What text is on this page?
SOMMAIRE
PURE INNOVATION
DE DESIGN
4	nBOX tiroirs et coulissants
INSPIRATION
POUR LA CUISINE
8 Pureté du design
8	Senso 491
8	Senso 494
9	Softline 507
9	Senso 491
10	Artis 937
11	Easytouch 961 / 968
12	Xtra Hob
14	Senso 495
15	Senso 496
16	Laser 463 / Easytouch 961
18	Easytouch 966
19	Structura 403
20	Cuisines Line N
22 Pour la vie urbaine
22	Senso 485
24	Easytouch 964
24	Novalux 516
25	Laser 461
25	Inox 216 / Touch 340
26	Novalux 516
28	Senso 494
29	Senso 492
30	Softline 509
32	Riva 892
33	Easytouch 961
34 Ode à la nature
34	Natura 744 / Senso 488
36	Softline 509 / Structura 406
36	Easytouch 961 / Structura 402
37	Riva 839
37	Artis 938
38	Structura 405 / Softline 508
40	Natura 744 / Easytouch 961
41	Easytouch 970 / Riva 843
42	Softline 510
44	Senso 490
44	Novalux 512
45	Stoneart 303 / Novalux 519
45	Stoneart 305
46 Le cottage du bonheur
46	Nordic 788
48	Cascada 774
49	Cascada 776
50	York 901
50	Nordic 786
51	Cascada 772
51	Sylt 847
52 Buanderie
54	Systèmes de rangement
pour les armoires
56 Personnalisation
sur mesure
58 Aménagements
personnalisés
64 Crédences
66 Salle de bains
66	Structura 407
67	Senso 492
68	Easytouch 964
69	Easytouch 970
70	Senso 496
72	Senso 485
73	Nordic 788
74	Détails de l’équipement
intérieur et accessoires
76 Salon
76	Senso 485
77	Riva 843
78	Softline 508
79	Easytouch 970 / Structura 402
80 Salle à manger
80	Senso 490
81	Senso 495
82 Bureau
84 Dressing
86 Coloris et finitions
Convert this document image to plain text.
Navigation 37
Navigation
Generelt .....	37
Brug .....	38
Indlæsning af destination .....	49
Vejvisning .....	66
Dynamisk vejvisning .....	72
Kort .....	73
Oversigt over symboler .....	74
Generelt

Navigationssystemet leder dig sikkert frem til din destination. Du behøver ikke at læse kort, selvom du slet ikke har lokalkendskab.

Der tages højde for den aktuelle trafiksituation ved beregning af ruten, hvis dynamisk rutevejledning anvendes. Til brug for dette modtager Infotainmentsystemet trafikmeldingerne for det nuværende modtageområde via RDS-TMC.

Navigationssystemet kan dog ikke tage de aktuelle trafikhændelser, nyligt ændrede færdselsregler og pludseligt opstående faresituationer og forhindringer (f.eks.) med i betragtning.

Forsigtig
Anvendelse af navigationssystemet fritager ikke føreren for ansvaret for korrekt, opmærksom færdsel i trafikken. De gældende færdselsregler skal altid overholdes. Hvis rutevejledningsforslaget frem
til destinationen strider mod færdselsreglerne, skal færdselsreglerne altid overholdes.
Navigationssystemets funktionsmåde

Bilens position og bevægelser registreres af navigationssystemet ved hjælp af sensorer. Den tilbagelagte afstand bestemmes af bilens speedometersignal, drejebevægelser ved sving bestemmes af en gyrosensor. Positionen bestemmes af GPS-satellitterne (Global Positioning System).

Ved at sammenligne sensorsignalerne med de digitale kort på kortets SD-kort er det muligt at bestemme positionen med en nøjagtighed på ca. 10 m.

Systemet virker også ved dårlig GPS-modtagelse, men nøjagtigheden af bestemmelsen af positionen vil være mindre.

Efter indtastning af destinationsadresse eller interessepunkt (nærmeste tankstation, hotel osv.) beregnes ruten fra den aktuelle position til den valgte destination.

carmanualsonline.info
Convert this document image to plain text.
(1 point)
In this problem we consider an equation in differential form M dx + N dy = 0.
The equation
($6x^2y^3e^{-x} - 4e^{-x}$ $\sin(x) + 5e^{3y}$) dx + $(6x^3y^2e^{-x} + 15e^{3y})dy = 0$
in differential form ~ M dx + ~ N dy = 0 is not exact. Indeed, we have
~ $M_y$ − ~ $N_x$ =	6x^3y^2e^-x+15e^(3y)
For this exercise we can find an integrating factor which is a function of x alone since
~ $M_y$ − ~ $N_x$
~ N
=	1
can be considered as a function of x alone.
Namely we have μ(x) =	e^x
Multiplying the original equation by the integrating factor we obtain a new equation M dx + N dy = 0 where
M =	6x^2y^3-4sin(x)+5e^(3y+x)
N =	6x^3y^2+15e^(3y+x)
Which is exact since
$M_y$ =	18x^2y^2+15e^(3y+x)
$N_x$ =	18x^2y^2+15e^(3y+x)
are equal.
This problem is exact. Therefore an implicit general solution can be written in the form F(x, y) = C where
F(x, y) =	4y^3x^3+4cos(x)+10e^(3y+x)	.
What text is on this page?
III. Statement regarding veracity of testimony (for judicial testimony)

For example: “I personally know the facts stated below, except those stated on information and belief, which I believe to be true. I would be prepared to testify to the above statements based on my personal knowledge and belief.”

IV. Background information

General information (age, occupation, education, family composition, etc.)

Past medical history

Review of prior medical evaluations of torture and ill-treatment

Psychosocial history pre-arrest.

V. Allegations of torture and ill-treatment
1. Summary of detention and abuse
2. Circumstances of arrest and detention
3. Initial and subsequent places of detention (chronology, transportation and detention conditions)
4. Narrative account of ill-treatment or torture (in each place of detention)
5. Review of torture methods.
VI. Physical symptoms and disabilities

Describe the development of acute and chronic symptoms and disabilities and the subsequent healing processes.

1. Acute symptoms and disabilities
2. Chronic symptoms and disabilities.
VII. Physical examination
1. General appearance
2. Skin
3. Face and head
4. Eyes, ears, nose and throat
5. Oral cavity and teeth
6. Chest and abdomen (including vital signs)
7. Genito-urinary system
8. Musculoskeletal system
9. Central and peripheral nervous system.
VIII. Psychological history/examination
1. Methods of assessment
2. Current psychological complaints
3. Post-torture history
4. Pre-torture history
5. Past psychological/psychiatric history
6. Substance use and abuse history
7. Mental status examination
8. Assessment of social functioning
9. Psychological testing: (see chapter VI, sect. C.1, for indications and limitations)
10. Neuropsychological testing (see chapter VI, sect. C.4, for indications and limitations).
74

EXERCISE PROMPT — Reproduce the whole listing word for word.

EXERCISE RESPONSE —
What text is on this page?
SOMMAIRE
PURE INNOVATION
DE DESIGN
4	nBOX tiroirs et coulissants
INSPIRATION
POUR LA CUISINE
8 Pureté du design
8	Senso 491
8	Senso 494
9	Softline 507
9	Senso 491
10	Artis 937
11	Easytouch 961 / 968
12	Xtra Hob
14	Senso 495
15	Senso 496
16	Laser 463 / Easytouch 961
18	Easytouch 966
19	Structura 403
20	Cuisines Line N
22 Pour la vie urbaine
22	Senso 485
24	Easytouch 964
24	Novalux 516
25	Laser 461
25	Inox 216 / Touch 340
26	Novalux 516
28	Senso 494
29	Senso 492
30	Softline 509
32	Riva 892
33	Easytouch 961
34 Ode à la nature
34	Natura 744 / Senso 488
36	Softline 509 / Structura 406
36	Easytouch 961 / Structura 402
37	Riva 839
37	Artis 938
38	Structura 405 / Softline 508
40	Natura 744 / Easytouch 961
41	Easytouch 970 / Riva 843
42	Softline 510
44	Senso 490
44	Novalux 512
45	Stoneart 303 / Novalux 519
45	Stoneart 305
46 Le cottage du bonheur
46	Nordic 788
48	Cascada 774
49	Cascada 776
50	York 901
50	Nordic 786
51	Cascada 772
51	Sylt 847
52 Buanderie
54	Systèmes de rangement
pour les armoires
56 Personnalisation
sur mesure
58 Aménagements
personnalisés
64 Crédences
66 Salle de bains
66	Structura 407
67	Senso 492
68	Easytouch 964
69	Easytouch 970
70	Senso 496
72	Senso 485
73	Nordic 788
74	Détails de l’équipement
intérieur et accessoires
76 Salon
76	Senso 485
77	Riva 843
78	Softline 508
79	Easytouch 970 / Structura 402
80 Salle à manger
80	Senso 490
81	Senso 495
82 Bureau
84 Dressing
86 Coloris et finitions
Convert this document image to plain text.
Navigation 37
Navigation
Generelt .....	37
Brug .....	38
Indlæsning af destination .....	49
Vejvisning .....	66
Dynamisk vejvisning .....	72
Kort .....	73
Oversigt over symboler .....	74
Generelt

Navigationssystemet leder dig sikkert frem til din destination. Du behøver ikke at læse kort, selvom du slet ikke har lokalkendskab.

Der tages højde for den aktuelle trafiksituation ved beregning af ruten, hvis dynamisk rutevejledning anvendes. Til brug for dette modtager Infotainmentsystemet trafikmeldingerne for det nuværende modtageområde via RDS-TMC.

Navigationssystemet kan dog ikke tage de aktuelle trafikhændelser, nyligt ændrede færdselsregler og pludseligt opstående faresituationer og forhindringer (f.eks.) med i betragtning.

Forsigtig
Anvendelse af navigationssystemet fritager ikke føreren for ansvaret for korrekt, opmærksom færdsel i trafikken. De gældende færdselsregler skal altid overholdes. Hvis rutevejledningsforslaget frem
til destinationen strider mod færdselsreglerne, skal færdselsreglerne altid overholdes.
Navigationssystemets funktionsmåde

Bilens position og bevægelser registreres af navigationssystemet ved hjælp af sensorer. Den tilbagelagte afstand bestemmes af bilens speedometersignal, drejebevægelser ved sving bestemmes af en gyrosensor. Positionen bestemmes af GPS-satellitterne (Global Positioning System).

Ved at sammenligne sensorsignalerne med de digitale kort på kortets SD-kort er det muligt at bestemme positionen med en nøjagtighed på ca. 10 m.

Systemet virker også ved dårlig GPS-modtagelse, men nøjagtigheden af bestemmelsen af positionen vil være mindre.

Efter indtastning af destinationsadresse eller interessepunkt (nærmeste tankstation, hotel osv.) beregnes ruten fra den aktuelle position til den valgte destination.

carmanualsonline.info
Convert this document image to plain text.
(1 point)
In this problem we consider an equation in differential form M dx + N dy = 0.
The equation
($6x^2y^3e^{-x} - 4e^{-x}$ $\sin(x) + 5e^{3y}$) dx + $(6x^3y^2e^{-x} + 15e^{3y})dy = 0$
in differential form ~ M dx + ~ N dy = 0 is not exact. Indeed, we have
~ $M_y$ − ~ $N_x$ =	6x^3y^2e^-x+15e^(3y)
For this exercise we can find an integrating factor which is a function of x alone since
~ $M_y$ − ~ $N_x$
~ N
=	1
can be considered as a function of x alone.
Namely we have μ(x) =	e^x
Multiplying the original equation by the integrating factor we obtain a new equation M dx + N dy = 0 where
M =	6x^2y^3-4sin(x)+5e^(3y+x)
N =	6x^3y^2+15e^(3y+x)
Which is exact since
$M_y$ =	18x^2y^2+15e^(3y+x)
$N_x$ =	18x^2y^2+15e^(3y+x)
are equal.
This problem is exact. Therefore an implicit general solution can be written in the form F(x, y) = C where
F(x, y) =	4y^3x^3+4cos(x)+10e^(3y+x)	.
What text is on this page?
III. Statement regarding veracity of testimony (for judicial testimony)

For example: “I personally know the facts stated below, except those stated on information and belief, which I believe to be true. I would be prepared to testify to the above statements based on my personal knowledge and belief.”

IV. Background information

General information (age, occupation, education, family composition, etc.)

Past medical history

Review of prior medical evaluations of torture and ill-treatment

Psychosocial history pre-arrest.

V. Allegations of torture and ill-treatment
1. Summary of detention and abuse
2. Circumstances of arrest and detention
3. Initial and subsequent places of detention (chronology, transportation and detention conditions)
4. Narrative account of ill-treatment or torture (in each place of detention)
5. Review of torture methods.
VI. Physical symptoms and disabilities

Describe the development of acute and chronic symptoms and disabilities and the subsequent healing processes.

1. Acute symptoms and disabilities
2. Chronic symptoms and disabilities.
VII. Physical examination
1. General appearance
2. Skin
3. Face and head
4. Eyes, ears, nose and throat
5. Oral cavity and teeth
6. Chest and abdomen (including vital signs)
7. Genito-urinary system
8. Musculoskeletal system
9. Central and peripheral nervous system.
VIII. Psychological history/examination
1. Methods of assessment
2. Current psychological complaints
3. Post-torture history
4. Pre-torture history
5. Past psychological/psychiatric history
6. Substance use and abuse history
7. Mental status examination
8. Assessment of social functioning
9. Psychological testing: (see chapter VI, sect. C.1, for indications and limitations)
10. Neuropsychological testing (see chapter VI, sect. C.4, for indications and limitations).
74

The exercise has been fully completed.